═══ Data excerpts

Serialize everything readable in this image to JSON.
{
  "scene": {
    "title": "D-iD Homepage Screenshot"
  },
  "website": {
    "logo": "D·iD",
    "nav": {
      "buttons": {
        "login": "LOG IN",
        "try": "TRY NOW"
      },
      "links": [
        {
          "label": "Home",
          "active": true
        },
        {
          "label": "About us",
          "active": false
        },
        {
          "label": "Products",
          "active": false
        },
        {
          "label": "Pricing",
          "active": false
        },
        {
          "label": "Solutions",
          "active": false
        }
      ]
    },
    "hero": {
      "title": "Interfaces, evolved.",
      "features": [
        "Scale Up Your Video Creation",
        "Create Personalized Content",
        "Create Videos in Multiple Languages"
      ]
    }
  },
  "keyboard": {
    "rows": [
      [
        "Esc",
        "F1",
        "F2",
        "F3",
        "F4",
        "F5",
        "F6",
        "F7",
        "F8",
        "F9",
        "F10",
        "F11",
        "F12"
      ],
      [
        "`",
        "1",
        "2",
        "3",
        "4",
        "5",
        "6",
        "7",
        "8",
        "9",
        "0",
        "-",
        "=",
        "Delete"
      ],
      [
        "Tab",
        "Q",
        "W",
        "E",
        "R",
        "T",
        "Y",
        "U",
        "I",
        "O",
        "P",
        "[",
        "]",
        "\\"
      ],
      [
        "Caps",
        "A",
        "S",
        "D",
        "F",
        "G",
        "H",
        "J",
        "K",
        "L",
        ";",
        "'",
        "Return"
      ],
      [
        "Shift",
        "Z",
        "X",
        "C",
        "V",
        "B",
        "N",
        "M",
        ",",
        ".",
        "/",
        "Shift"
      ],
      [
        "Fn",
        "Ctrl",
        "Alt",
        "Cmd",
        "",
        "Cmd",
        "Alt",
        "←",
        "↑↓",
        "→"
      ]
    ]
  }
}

══════

* [Task to carry out]
Output the entries exactly.

* [Answer to this problem]
Serialize everything readable in this image to JSON.
{
  "scene": {
    "title": "D-iD Homepage Screenshot"
  },
  "website": {
    "logo": "D·iD",
    "nav": {
      "buttons": {
        "login": "LOG IN",
        "try": "TRY NOW"
      },
      "links": [
        {
          "label": "Home",
          "active": true
        },
        {
          "label": "About us",
          "active": false
        },
        {
          "label": "Products",
          "active": false
        },
        {
          "label": "Pricing",
          "active": false
        },
        {
          "label": "Solutions",
          "active": false
        }
      ]
    },
    "hero": {
      "title": "Interfaces, evolved.",
      "features": [
        "Scale Up Your Video Creation",
        "Create Personalized Content",
        "Create Videos in Multiple Languages"
      ]
    }
  },
  "keyboard": {
    "rows": [
      [
        "Esc",
        "F1",
        "F2",
        "F3",
        "F4",
        "F5",
        "F6",
        "F7",
        "F8",
        "F9",
        "F10",
        "F11",
        "F12"
      ],
      [
        "`",
        "1",
        "2",
        "3",
        "4",
        "5",
        "6",
        "7",
        "8",
        "9",
        "0",
        "-",
        "=",
        "Delete"
      ],
      [
        "Tab",
        "Q",
        "W",
        "E",
        "R",
        "T",
        "Y",
        "U",
        "I",
        "O",
        "P",
        "[",
        "]",
        "\\"
      ],
      [
        "Caps",
        "A",
        "S",
        "D",
        "F",
        "G",
        "H",
        "J",
        "K",
        "L",
        ";",
        "'",
        "Return"
      ],
      [
        "Shift",
        "Z",
        "X",
        "C",
        "V",
        "B",
        "N",
        "M",
        ",",
        ".",
        "/",
        "Shift"
      ],
      [
        "Fn",
        "Ctrl",
        "Alt",
        "Cmd",
        "",
        "Cmd",
        "Alt",
        "←",
        "↑↓",
        "→"
      ]
    ]
  }
}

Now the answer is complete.